Stated problem. Select the lines below containing the word "speaker".
-- Entries shown start --
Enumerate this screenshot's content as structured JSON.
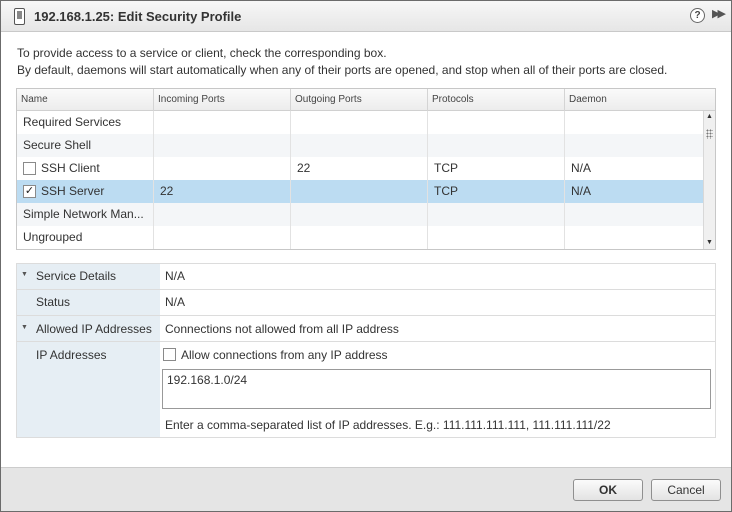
{
  "window": {
    "title": "192.168.1.25: Edit Security Profile",
    "help_glyph": "?",
    "expand_glyph": "▶▶"
  },
  "intro": {
    "line1": "To provide access to a service or client, check the corresponding box.",
    "line2": "By default, daemons will start automatically when any of their ports are opened, and stop when all of their ports are closed."
  },
  "table": {
    "columns": [
      "Name",
      "Incoming Ports",
      "Outgoing Ports",
      "Protocols",
      "Daemon"
    ],
    "rows": [
      {
        "name": "Required Services",
        "incoming": "",
        "outgoing": "",
        "protocols": "",
        "daemon": "",
        "checkbox": null
      },
      {
        "name": "Secure Shell",
        "incoming": "",
        "outgoing": "",
        "protocols": "",
        "daemon": "",
        "checkbox": null
      },
      {
        "name": "SSH Client",
        "incoming": "",
        "outgoing": "22",
        "protocols": "TCP",
        "daemon": "N/A",
        "checkbox": false
      },
      {
        "name": "SSH Server",
        "incoming": "22",
        "outgoing": "",
        "protocols": "TCP",
        "daemon": "N/A",
        "checkbox": true,
        "selected": true
      },
      {
        "name": "Simple Network Man...",
        "incoming": "",
        "outgoing": "",
        "protocols": "",
        "daemon": "",
        "checkbox": null
      },
      {
        "name": "Ungrouped",
        "incoming": "",
        "outgoing": "",
        "protocols": "",
        "daemon": "",
        "checkbox": null
      }
    ]
  },
  "details": {
    "service_details_label": "Service Details",
    "service_details_value": "N/A",
    "status_label": "Status",
    "status_value": "N/A",
    "allowed_ip_label": "Allowed IP Addresses",
    "allowed_ip_value": "Connections not allowed from all IP address",
    "ip_addresses_label": "IP Addresses",
    "allow_any_label": "Allow connections from any IP address",
    "allow_any_checked": false,
    "ip_list_value": "192.168.1.0/24",
    "hint": "Enter a comma-separated list of IP addresses. E.g.: 111.111.111.111, 111.111.111/22"
  },
  "buttons": {
    "ok": "OK",
    "cancel": "Cancel"
  },
  "colors": {
    "selected_row": "#bcdcf2",
    "label_column": "#e6eef4"
  }
}
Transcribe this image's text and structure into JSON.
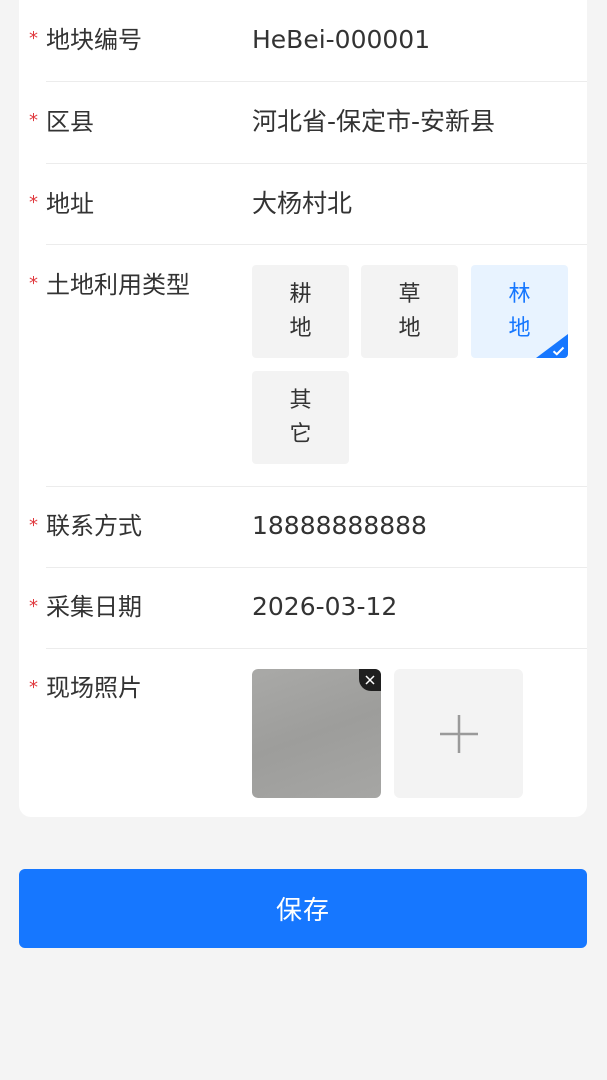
{
  "form": {
    "fields": [
      {
        "label": "地块编号",
        "value": "HeBei-000001"
      },
      {
        "label": "区县",
        "value": "河北省-保定市-安新县"
      },
      {
        "label": "地址",
        "value": "大杨村北"
      },
      {
        "label": "土地利用类型"
      },
      {
        "label": "联系方式",
        "value": "18888888888"
      },
      {
        "label": "采集日期",
        "value": "2026-03-12"
      },
      {
        "label": "现场照片"
      }
    ],
    "required_mark": "*",
    "land_types": [
      {
        "label": "耕地",
        "selected": false
      },
      {
        "label": "草地",
        "selected": false
      },
      {
        "label": "林地",
        "selected": true
      },
      {
        "label": "其它",
        "selected": false
      }
    ]
  },
  "actions": {
    "save_label": "保存"
  },
  "colors": {
    "accent": "#1677ff",
    "required": "#e0393e",
    "selected_bg": "#e8f3ff",
    "page_bg": "#f4f4f4"
  },
  "icons": {
    "check": "check-icon",
    "close": "close-icon",
    "add": "plus-icon"
  }
}
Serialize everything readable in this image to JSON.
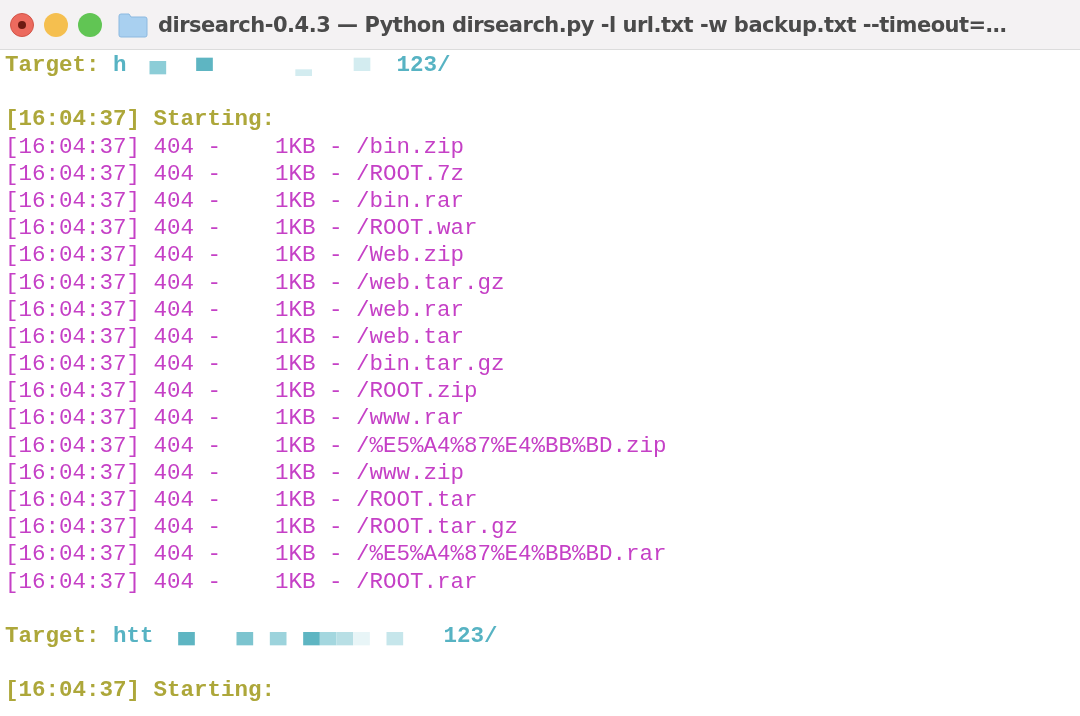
{
  "window": {
    "title": "dirsearch-0.4.3 — Python dirsearch.py -l url.txt -w backup.txt --timeout=…"
  },
  "blocks": [
    {
      "target": {
        "label": "Target:",
        "url_start": "h",
        "url_end": "123/"
      },
      "starting": "[16:04:37] Starting:",
      "lines": [
        "[16:04:37] 404 -    1KB - /bin.zip",
        "[16:04:37] 404 -    1KB - /ROOT.7z",
        "[16:04:37] 404 -    1KB - /bin.rar",
        "[16:04:37] 404 -    1KB - /ROOT.war",
        "[16:04:37] 404 -    1KB - /Web.zip",
        "[16:04:37] 404 -    1KB - /web.tar.gz",
        "[16:04:37] 404 -    1KB - /web.rar",
        "[16:04:37] 404 -    1KB - /web.tar",
        "[16:04:37] 404 -    1KB - /bin.tar.gz",
        "[16:04:37] 404 -    1KB - /ROOT.zip",
        "[16:04:37] 404 -    1KB - /www.rar",
        "[16:04:37] 404 -    1KB - /%E5%A4%87%E4%BB%BD.zip",
        "[16:04:37] 404 -    1KB - /www.zip",
        "[16:04:37] 404 -    1KB - /ROOT.tar",
        "[16:04:37] 404 -    1KB - /ROOT.tar.gz",
        "[16:04:37] 404 -    1KB - /%E5%A4%87%E4%BB%BD.rar",
        "[16:04:37] 404 -    1KB - /ROOT.rar"
      ]
    },
    {
      "target": {
        "label": "Target:",
        "url_start": "htt",
        "url_end": "123/"
      },
      "starting": "[16:04:37] Starting:"
    }
  ]
}
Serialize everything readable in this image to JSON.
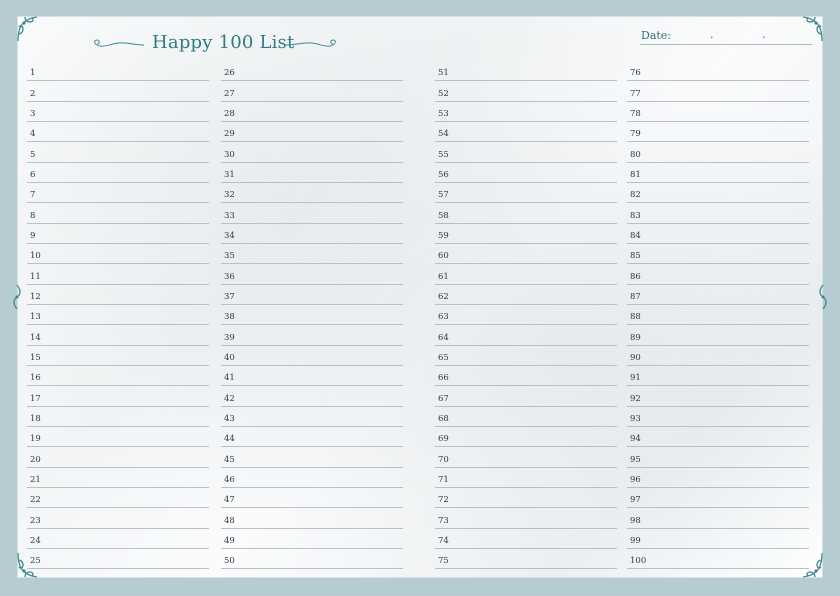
{
  "header": {
    "title": "Happy 100 List",
    "date_label": "Date:",
    "date_separator": "."
  },
  "columns": [
    {
      "numbers": [
        "1",
        "2",
        "3",
        "4",
        "5",
        "6",
        "7",
        "8",
        "9",
        "10",
        "11",
        "12",
        "13",
        "14",
        "15",
        "16",
        "17",
        "18",
        "19",
        "20",
        "21",
        "22",
        "23",
        "24",
        "25"
      ]
    },
    {
      "numbers": [
        "26",
        "27",
        "28",
        "29",
        "30",
        "31",
        "32",
        "33",
        "34",
        "35",
        "36",
        "37",
        "38",
        "39",
        "40",
        "41",
        "42",
        "43",
        "44",
        "45",
        "46",
        "47",
        "48",
        "49",
        "50"
      ]
    },
    {
      "numbers": [
        "51",
        "52",
        "53",
        "54",
        "55",
        "56",
        "57",
        "58",
        "59",
        "60",
        "61",
        "62",
        "63",
        "64",
        "65",
        "66",
        "67",
        "68",
        "69",
        "70",
        "71",
        "72",
        "73",
        "74",
        "75"
      ]
    },
    {
      "numbers": [
        "76",
        "77",
        "78",
        "79",
        "80",
        "81",
        "82",
        "83",
        "84",
        "85",
        "86",
        "87",
        "88",
        "89",
        "90",
        "91",
        "92",
        "93",
        "94",
        "95",
        "96",
        "97",
        "98",
        "99",
        "100"
      ]
    }
  ],
  "colors": {
    "accent": "#2f7b82",
    "border": "#b7ccd1",
    "rule": "#b2c2c7"
  },
  "icons": [
    "corner-ornament-icon",
    "swirl-ornament-icon",
    "side-ornament-icon"
  ]
}
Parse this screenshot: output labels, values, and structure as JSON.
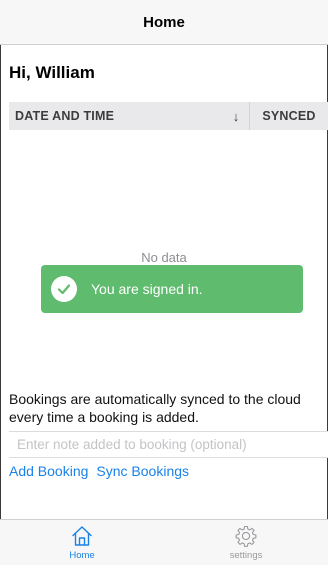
{
  "nav": {
    "title": "Home"
  },
  "greeting": "Hi, William",
  "table": {
    "columns": [
      "DATE AND TIME",
      "SYNCED"
    ],
    "sort_indicator": "↓",
    "empty_message": "No data"
  },
  "toast": {
    "icon": "checkmark-icon",
    "message": "You are signed in.",
    "color": "#5fbb6d"
  },
  "info_text": "Bookings are automatically synced to the cloud every time a booking is added.",
  "note_input": {
    "value": "",
    "placeholder": "Enter note added to booking (optional)"
  },
  "actions": {
    "add_booking": "Add Booking",
    "sync_bookings": "Sync Bookings"
  },
  "tabs": [
    {
      "label": "Home",
      "icon": "home-icon",
      "active": true
    },
    {
      "label": "settings",
      "icon": "gear-icon",
      "active": false
    }
  ],
  "colors": {
    "accent": "#1a82e6",
    "inactive": "#9a9a9e"
  }
}
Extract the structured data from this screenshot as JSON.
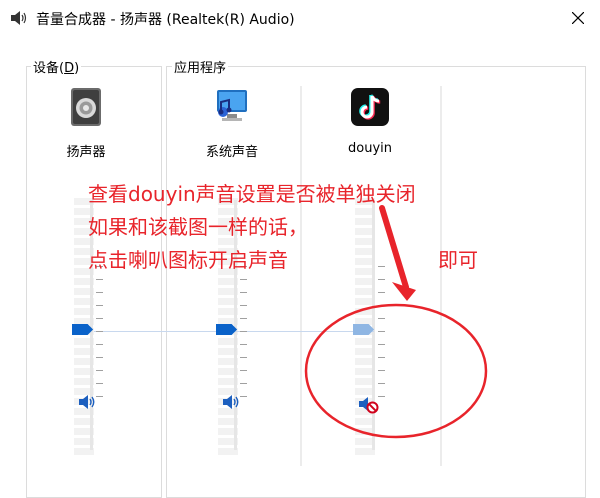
{
  "window": {
    "title": "音量合成器 - 扬声器 (Realtek(R) Audio)",
    "icon": "speaker-icon",
    "close_icon": "close-icon"
  },
  "groups": {
    "devices_title_main": "设备(",
    "devices_title_key": "D",
    "devices_title_end": ")",
    "apps_title": "应用程序"
  },
  "channels": [
    {
      "label": "扬声器",
      "icon": "speaker-device-icon",
      "volume_percent": 50,
      "muted": false
    },
    {
      "label": "系统声音",
      "icon": "system-sounds-icon",
      "volume_percent": 50,
      "muted": false
    },
    {
      "label": "douyin",
      "icon": "douyin-app-icon",
      "volume_percent": 50,
      "muted": true
    }
  ],
  "annotation": {
    "line1": "查看douyin声音设置是否被单独关闭",
    "line2": "如果和该截图一样的话，",
    "line3": "点击喇叭图标开启声音",
    "line3_tail": "即可"
  },
  "colors": {
    "accent": "#0a62c9",
    "annotation": "#e8242b",
    "mute_badge": "#d0021b"
  }
}
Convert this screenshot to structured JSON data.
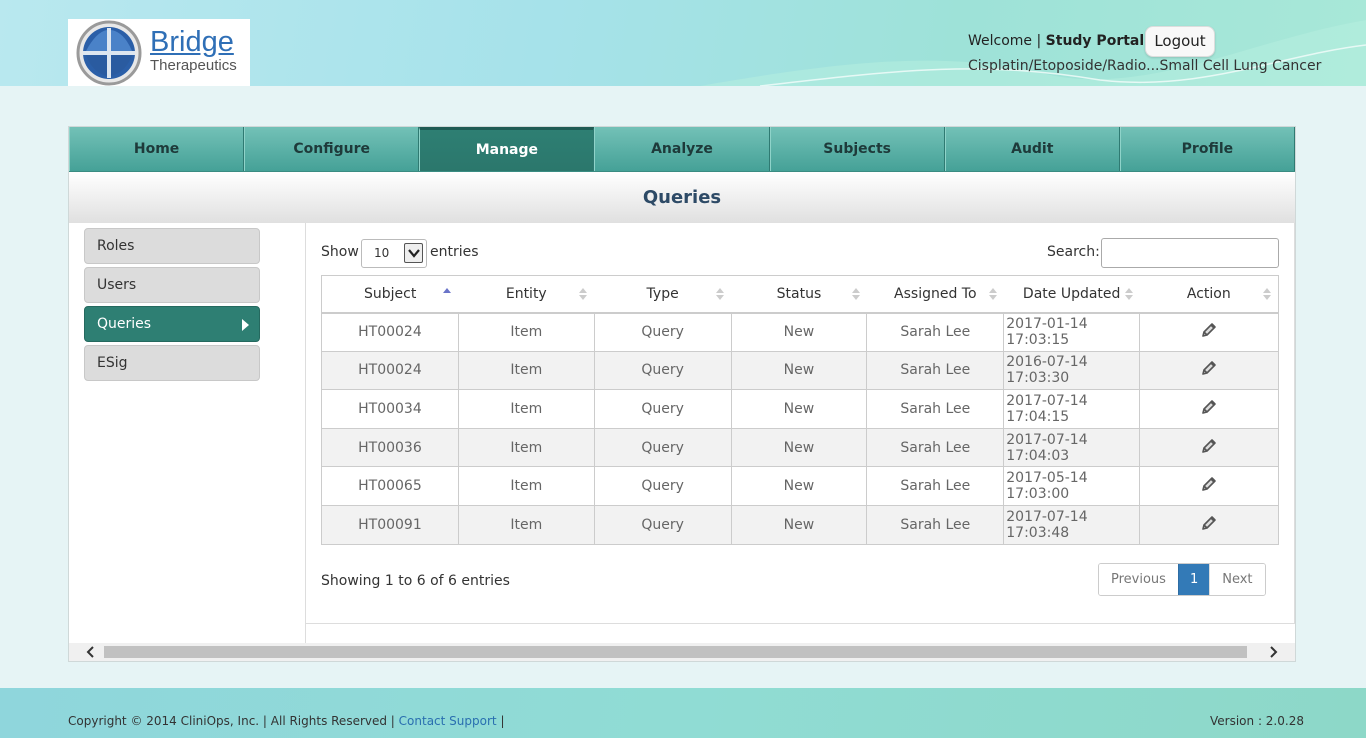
-- Entries shown end --
Full response.
    "icon": "speaker-icon",
      "icon": "speaker-device-icon",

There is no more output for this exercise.